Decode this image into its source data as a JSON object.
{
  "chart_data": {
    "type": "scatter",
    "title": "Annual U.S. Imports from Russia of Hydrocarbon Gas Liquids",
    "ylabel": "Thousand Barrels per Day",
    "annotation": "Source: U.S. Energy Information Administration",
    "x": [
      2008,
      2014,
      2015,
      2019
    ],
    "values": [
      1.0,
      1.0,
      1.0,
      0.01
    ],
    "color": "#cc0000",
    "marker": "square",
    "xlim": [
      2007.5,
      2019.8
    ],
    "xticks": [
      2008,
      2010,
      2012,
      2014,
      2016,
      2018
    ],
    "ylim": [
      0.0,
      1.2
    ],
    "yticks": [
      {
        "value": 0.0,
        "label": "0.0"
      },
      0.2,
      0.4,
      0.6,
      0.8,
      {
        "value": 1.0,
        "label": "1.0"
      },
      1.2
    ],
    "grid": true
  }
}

..............................

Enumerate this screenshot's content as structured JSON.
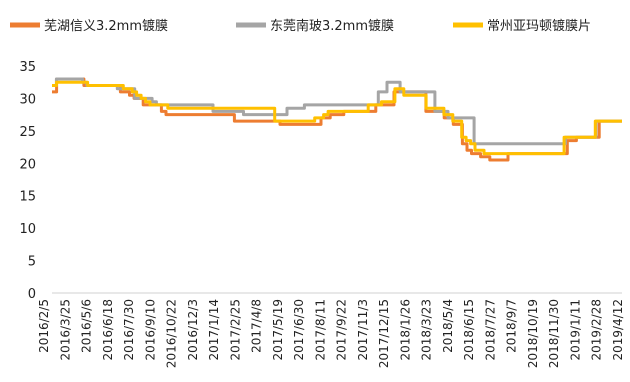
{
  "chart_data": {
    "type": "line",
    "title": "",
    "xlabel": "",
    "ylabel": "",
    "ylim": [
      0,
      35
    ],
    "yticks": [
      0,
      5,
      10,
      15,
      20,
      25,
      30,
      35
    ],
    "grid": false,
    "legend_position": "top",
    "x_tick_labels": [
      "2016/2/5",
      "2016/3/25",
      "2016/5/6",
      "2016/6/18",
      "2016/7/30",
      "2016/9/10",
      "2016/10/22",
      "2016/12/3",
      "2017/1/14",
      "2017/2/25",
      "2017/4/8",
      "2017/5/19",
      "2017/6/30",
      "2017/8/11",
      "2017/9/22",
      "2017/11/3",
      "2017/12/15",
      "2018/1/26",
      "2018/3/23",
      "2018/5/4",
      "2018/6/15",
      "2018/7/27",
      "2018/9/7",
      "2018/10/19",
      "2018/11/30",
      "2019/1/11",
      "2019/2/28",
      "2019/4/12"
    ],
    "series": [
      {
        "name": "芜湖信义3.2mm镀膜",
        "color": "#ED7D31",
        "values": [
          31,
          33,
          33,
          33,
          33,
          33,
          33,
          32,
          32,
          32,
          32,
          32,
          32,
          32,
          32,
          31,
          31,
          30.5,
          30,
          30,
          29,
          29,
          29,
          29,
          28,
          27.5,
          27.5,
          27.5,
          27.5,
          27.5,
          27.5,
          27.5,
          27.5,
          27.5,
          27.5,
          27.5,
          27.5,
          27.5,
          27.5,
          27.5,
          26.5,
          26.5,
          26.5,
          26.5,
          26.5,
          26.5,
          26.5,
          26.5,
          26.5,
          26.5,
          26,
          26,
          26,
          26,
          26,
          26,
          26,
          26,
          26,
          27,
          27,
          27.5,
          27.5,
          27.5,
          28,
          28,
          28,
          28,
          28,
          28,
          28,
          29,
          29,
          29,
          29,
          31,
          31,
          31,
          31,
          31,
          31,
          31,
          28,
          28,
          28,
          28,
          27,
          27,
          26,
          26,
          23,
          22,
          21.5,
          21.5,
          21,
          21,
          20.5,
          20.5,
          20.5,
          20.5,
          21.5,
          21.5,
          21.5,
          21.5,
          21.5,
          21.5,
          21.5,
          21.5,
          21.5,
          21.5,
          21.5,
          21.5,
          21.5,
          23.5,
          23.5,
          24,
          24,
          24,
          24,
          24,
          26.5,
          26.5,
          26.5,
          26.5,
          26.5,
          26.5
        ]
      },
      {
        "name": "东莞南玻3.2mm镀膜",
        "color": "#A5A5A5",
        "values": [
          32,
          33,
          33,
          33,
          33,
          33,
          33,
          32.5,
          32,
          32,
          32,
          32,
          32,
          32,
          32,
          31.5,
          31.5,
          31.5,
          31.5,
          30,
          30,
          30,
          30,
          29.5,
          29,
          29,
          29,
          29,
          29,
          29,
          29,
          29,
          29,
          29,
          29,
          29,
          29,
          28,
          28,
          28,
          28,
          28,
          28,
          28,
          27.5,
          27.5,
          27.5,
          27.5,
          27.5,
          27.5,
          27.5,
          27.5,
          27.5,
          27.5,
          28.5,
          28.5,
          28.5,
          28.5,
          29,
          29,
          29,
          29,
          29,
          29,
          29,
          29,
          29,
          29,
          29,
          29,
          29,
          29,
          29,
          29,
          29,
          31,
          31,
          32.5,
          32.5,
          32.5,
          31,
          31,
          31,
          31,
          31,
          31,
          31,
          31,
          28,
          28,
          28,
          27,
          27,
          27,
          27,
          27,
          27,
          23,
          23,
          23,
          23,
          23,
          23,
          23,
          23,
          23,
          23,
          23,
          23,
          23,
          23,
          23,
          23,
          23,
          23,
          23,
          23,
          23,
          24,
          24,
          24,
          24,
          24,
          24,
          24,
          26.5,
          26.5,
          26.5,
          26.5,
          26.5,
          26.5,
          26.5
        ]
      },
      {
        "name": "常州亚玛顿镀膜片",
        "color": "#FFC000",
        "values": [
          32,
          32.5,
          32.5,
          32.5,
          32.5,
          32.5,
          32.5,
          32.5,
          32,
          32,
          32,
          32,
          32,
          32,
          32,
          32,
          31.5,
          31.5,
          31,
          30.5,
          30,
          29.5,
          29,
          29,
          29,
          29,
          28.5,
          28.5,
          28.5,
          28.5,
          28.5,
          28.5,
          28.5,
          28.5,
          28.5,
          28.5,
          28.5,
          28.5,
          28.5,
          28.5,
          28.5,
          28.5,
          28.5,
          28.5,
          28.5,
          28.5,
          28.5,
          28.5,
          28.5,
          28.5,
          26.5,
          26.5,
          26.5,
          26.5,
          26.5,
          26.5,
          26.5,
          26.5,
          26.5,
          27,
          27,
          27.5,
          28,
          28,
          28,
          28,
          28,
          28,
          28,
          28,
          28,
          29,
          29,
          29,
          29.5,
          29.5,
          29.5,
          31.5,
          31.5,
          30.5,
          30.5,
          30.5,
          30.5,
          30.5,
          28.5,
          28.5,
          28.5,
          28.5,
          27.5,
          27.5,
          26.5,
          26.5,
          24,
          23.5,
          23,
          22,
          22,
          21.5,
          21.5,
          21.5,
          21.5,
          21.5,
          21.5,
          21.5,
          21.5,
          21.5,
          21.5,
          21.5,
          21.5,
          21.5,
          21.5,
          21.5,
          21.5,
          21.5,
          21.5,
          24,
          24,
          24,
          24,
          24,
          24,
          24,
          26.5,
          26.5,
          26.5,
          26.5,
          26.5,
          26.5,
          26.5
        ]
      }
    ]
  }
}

..............................

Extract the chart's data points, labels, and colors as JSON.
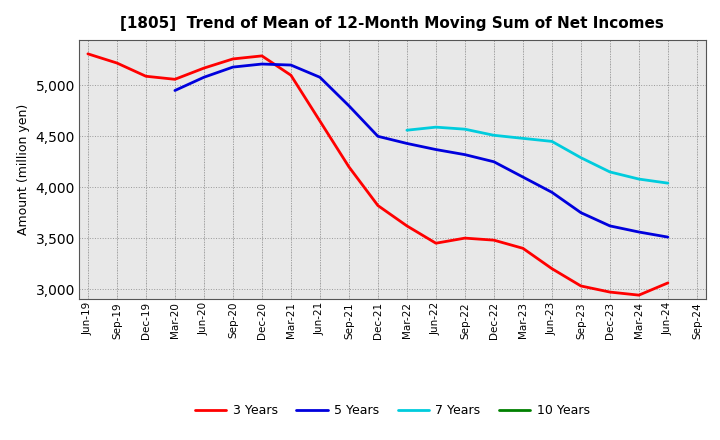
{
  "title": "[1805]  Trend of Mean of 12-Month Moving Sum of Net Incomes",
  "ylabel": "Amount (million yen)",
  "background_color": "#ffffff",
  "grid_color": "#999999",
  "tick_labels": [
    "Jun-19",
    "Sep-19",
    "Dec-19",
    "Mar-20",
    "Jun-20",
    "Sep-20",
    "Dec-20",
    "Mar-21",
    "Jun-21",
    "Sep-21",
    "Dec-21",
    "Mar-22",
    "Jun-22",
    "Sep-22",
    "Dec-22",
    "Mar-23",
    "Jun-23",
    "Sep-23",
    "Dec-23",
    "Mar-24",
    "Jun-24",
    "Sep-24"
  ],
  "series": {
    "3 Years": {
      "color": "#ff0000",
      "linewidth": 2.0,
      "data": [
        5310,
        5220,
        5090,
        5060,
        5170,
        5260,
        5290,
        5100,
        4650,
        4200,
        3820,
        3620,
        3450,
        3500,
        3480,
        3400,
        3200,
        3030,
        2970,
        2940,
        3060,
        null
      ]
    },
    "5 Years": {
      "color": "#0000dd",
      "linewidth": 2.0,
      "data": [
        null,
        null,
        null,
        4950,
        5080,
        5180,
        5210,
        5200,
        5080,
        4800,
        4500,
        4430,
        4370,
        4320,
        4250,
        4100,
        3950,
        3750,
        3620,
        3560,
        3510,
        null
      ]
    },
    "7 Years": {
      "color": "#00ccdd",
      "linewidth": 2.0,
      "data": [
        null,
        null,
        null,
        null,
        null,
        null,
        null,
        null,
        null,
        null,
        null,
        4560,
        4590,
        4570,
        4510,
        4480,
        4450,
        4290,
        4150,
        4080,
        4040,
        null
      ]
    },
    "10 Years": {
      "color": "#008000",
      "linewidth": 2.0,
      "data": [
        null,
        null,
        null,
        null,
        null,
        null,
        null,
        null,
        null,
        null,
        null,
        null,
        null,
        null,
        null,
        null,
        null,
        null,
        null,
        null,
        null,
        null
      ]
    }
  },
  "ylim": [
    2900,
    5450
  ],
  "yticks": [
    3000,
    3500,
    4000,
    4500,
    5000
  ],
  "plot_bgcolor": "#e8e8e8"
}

..............................

Task:
Track down every line of the material containing the string "this", and copy it.

The reply:
Decode this image into its source data as a JSON object.
Enumerate this screenshot's content as structured JSON.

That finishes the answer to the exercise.